**Requirement:** Output all the material that follows, exactly as given.

**Provided material:**
────────────────

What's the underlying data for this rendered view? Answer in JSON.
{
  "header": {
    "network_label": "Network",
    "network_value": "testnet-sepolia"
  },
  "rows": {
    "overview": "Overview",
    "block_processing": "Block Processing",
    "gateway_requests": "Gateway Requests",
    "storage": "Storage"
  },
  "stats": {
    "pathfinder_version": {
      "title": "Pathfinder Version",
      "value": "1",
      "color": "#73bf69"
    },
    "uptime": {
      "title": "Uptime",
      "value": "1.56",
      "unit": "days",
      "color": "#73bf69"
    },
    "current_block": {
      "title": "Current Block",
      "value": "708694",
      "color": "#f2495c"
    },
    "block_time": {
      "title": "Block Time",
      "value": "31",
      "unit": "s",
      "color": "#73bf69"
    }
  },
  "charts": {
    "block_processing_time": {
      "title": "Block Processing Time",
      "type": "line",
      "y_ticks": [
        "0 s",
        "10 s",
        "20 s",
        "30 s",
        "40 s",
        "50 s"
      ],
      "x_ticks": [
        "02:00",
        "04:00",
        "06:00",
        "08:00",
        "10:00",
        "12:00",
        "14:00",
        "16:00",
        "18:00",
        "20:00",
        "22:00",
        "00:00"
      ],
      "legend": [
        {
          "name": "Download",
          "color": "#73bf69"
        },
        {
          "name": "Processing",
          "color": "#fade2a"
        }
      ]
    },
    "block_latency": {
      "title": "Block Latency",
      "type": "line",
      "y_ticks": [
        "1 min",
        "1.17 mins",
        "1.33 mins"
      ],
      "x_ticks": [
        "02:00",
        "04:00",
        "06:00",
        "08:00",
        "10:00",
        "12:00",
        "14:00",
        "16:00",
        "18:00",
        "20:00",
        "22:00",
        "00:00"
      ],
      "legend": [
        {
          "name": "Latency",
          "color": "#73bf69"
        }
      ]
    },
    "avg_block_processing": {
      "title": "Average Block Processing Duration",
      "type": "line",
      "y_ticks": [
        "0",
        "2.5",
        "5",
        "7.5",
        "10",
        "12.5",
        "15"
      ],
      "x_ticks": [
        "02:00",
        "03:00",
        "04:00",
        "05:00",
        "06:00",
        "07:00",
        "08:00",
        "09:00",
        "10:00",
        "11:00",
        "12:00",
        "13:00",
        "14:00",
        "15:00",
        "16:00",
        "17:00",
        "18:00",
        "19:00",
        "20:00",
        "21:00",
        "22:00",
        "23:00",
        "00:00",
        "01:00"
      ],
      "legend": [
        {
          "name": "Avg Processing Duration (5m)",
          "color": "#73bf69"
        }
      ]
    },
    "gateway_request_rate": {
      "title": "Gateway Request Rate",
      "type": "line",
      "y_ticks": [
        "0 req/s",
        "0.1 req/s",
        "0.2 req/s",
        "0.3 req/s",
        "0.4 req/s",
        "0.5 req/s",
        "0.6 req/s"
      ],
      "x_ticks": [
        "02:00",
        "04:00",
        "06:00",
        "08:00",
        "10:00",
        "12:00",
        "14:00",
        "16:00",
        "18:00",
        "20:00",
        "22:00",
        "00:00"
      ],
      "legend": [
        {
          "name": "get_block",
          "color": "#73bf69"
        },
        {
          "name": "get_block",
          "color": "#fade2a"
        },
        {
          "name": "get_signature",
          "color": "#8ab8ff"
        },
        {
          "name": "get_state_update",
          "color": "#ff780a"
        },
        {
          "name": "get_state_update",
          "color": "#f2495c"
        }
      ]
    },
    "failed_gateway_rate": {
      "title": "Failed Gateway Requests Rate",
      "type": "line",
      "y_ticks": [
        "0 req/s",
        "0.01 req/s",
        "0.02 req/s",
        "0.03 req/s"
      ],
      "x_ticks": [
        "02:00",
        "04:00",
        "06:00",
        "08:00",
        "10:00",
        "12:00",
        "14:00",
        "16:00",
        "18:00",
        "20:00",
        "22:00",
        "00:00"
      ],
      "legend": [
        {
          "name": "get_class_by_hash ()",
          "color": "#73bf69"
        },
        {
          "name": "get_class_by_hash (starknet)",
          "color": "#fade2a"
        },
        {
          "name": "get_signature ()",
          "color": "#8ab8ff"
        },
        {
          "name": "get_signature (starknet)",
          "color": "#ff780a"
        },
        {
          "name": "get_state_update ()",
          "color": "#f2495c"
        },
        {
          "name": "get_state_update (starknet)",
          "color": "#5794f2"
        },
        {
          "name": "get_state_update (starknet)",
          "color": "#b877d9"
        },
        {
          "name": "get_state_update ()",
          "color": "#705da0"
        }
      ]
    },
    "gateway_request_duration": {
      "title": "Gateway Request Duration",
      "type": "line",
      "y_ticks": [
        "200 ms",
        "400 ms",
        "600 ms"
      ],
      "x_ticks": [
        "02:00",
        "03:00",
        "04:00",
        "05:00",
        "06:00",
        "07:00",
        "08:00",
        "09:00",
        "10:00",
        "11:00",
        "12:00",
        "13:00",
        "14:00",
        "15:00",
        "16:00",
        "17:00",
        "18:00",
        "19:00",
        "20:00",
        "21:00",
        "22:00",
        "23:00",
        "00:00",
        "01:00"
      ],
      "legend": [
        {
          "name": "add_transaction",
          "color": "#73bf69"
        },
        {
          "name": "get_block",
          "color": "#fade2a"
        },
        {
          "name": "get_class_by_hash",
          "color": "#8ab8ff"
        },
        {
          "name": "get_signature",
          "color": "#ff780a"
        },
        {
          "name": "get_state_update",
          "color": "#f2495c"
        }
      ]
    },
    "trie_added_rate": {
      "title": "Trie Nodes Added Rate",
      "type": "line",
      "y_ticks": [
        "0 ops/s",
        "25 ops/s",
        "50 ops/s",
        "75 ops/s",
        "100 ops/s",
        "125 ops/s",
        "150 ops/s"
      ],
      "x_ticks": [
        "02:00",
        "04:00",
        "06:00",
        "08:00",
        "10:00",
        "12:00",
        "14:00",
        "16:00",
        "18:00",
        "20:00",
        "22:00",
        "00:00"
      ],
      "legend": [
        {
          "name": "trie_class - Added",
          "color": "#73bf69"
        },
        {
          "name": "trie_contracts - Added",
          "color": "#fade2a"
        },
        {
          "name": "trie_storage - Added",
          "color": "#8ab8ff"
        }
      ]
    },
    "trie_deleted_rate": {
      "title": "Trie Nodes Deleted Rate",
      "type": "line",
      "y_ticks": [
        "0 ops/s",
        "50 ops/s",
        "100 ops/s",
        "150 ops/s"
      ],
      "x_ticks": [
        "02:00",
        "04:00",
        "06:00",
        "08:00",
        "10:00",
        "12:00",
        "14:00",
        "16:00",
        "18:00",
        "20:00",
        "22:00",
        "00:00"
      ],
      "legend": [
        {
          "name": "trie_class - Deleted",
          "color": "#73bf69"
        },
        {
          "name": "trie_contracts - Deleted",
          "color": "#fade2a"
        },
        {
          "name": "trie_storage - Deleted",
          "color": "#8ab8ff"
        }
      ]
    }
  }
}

────────────────

**Response for this exercise:**
What's the underlying data for this rendered view? Answer in JSON.
{
  "header": {
    "network_label": "Network",
    "network_value": "testnet-sepolia"
  },
  "rows": {
    "overview": "Overview",
    "block_processing": "Block Processing",
    "gateway_requests": "Gateway Requests",
    "storage": "Storage"
  },
  "stats": {
    "pathfinder_version": {
      "title": "Pathfinder Version",
      "value": "1",
      "color": "#73bf69"
    },
    "uptime": {
      "title": "Uptime",
      "value": "1.56",
      "unit": "days",
      "color": "#73bf69"
    },
    "current_block": {
      "title": "Current Block",
      "value": "708694",
      "color": "#f2495c"
    },
    "block_time": {
      "title": "Block Time",
      "value": "31",
      "unit": "s",
      "color": "#73bf69"
    }
  },
  "charts": {
    "block_processing_time": {
      "title": "Block Processing Time",
      "type": "line",
      "y_ticks": [
        "0 s",
        "10 s",
        "20 s",
        "30 s",
        "40 s",
        "50 s"
      ],
      "x_ticks": [
        "02:00",
        "04:00",
        "06:00",
        "08:00",
        "10:00",
        "12:00",
        "14:00",
        "16:00",
        "18:00",
        "20:00",
        "22:00",
        "00:00"
      ],
      "legend": [
        {
          "name": "Download",
          "color": "#73bf69"
        },
        {
          "name": "Processing",
          "color": "#fade2a"
        }
      ]
    },
    "block_latency": {
      "title": "Block Latency",
      "type": "line",
      "y_ticks": [
        "1 min",
        "1.17 mins",
        "1.33 mins"
      ],
      "x_ticks": [
        "02:00",
        "04:00",
        "06:00",
        "08:00",
        "10:00",
        "12:00",
        "14:00",
        "16:00",
        "18:00",
        "20:00",
        "22:00",
        "00:00"
      ],
      "legend": [
        {
          "name": "Latency",
          "color": "#73bf69"
        }
      ]
    },
    "avg_block_processing": {
      "title": "Average Block Processing Duration",
      "type": "line",
      "y_ticks": [
        "0",
        "2.5",
        "5",
        "7.5",
        "10",
        "12.5",
        "15"
      ],
      "x_ticks": [
        "02:00",
        "03:00",
        "04:00",
        "05:00",
        "06:00",
        "07:00",
        "08:00",
        "09:00",
        "10:00",
        "11:00",
        "12:00",
        "13:00",
        "14:00",
        "15:00",
        "16:00",
        "17:00",
        "18:00",
        "19:00",
        "20:00",
        "21:00",
        "22:00",
        "23:00",
        "00:00",
        "01:00"
      ],
      "legend": [
        {
          "name": "Avg Processing Duration (5m)",
          "color": "#73bf69"
        }
      ]
    },
    "gateway_request_rate": {
      "title": "Gateway Request Rate",
      "type": "line",
      "y_ticks": [
        "0 req/s",
        "0.1 req/s",
        "0.2 req/s",
        "0.3 req/s",
        "0.4 req/s",
        "0.5 req/s",
        "0.6 req/s"
      ],
      "x_ticks": [
        "02:00",
        "04:00",
        "06:00",
        "08:00",
        "10:00",
        "12:00",
        "14:00",
        "16:00",
        "18:00",
        "20:00",
        "22:00",
        "00:00"
      ],
      "legend": [
        {
          "name": "get_block",
          "color": "#73bf69"
        },
        {
          "name": "get_block",
          "color": "#fade2a"
        },
        {
          "name": "get_signature",
          "color": "#8ab8ff"
        },
        {
          "name": "get_state_update",
          "color": "#ff780a"
        },
        {
          "name": "get_state_update",
          "color": "#f2495c"
        }
      ]
    },
    "failed_gateway_rate": {
      "title": "Failed Gateway Requests Rate",
      "type": "line",
      "y_ticks": [
        "0 req/s",
        "0.01 req/s",
        "0.02 req/s",
        "0.03 req/s"
      ],
      "x_ticks": [
        "02:00",
        "04:00",
        "06:00",
        "08:00",
        "10:00",
        "12:00",
        "14:00",
        "16:00",
        "18:00",
        "20:00",
        "22:00",
        "00:00"
      ],
      "legend": [
        {
          "name": "get_class_by_hash ()",
          "color": "#73bf69"
        },
        {
          "name": "get_class_by_hash (starknet)",
          "color": "#fade2a"
        },
        {
          "name": "get_signature ()",
          "color": "#8ab8ff"
        },
        {
          "name": "get_signature (starknet)",
          "color": "#ff780a"
        },
        {
          "name": "get_state_update ()",
          "color": "#f2495c"
        },
        {
          "name": "get_state_update (starknet)",
          "color": "#5794f2"
        },
        {
          "name": "get_state_update (starknet)",
          "color": "#b877d9"
        },
        {
          "name": "get_state_update ()",
          "color": "#705da0"
        }
      ]
    },
    "gateway_request_duration": {
      "title": "Gateway Request Duration",
      "type": "line",
      "y_ticks": [
        "200 ms",
        "400 ms",
        "600 ms"
      ],
      "x_ticks": [
        "02:00",
        "03:00",
        "04:00",
        "05:00",
        "06:00",
        "07:00",
        "08:00",
        "09:00",
        "10:00",
        "11:00",
        "12:00",
        "13:00",
        "14:00",
        "15:00",
        "16:00",
        "17:00",
        "18:00",
        "19:00",
        "20:00",
        "21:00",
        "22:00",
        "23:00",
        "00:00",
        "01:00"
      ],
      "legend": [
        {
          "name": "add_transaction",
          "color": "#73bf69"
        },
        {
          "name": "get_block",
          "color": "#fade2a"
        },
        {
          "name": "get_class_by_hash",
          "color": "#8ab8ff"
        },
        {
          "name": "get_signature",
          "color": "#ff780a"
        },
        {
          "name": "get_state_update",
          "color": "#f2495c"
        }
      ]
    },
    "trie_added_rate": {
      "title": "Trie Nodes Added Rate",
      "type": "line",
      "y_ticks": [
        "0 ops/s",
        "25 ops/s",
        "50 ops/s",
        "75 ops/s",
        "100 ops/s",
        "125 ops/s",
        "150 ops/s"
      ],
      "x_ticks": [
        "02:00",
        "04:00",
        "06:00",
        "08:00",
        "10:00",
        "12:00",
        "14:00",
        "16:00",
        "18:00",
        "20:00",
        "22:00",
        "00:00"
      ],
      "legend": [
        {
          "name": "trie_class - Added",
          "color": "#73bf69"
        },
        {
          "name": "trie_contracts - Added",
          "color": "#fade2a"
        },
        {
          "name": "trie_storage - Added",
          "color": "#8ab8ff"
        }
      ]
    },
    "trie_deleted_rate": {
      "title": "Trie Nodes Deleted Rate",
      "type": "line",
      "y_ticks": [
        "0 ops/s",
        "50 ops/s",
        "100 ops/s",
        "150 ops/s"
      ],
      "x_ticks": [
        "02:00",
        "04:00",
        "06:00",
        "08:00",
        "10:00",
        "12:00",
        "14:00",
        "16:00",
        "18:00",
        "20:00",
        "22:00",
        "00:00"
      ],
      "legend": [
        {
          "name": "trie_class - Deleted",
          "color": "#73bf69"
        },
        {
          "name": "trie_contracts - Deleted",
          "color": "#fade2a"
        },
        {
          "name": "trie_storage - Deleted",
          "color": "#8ab8ff"
        }
      ]
    }
  }
}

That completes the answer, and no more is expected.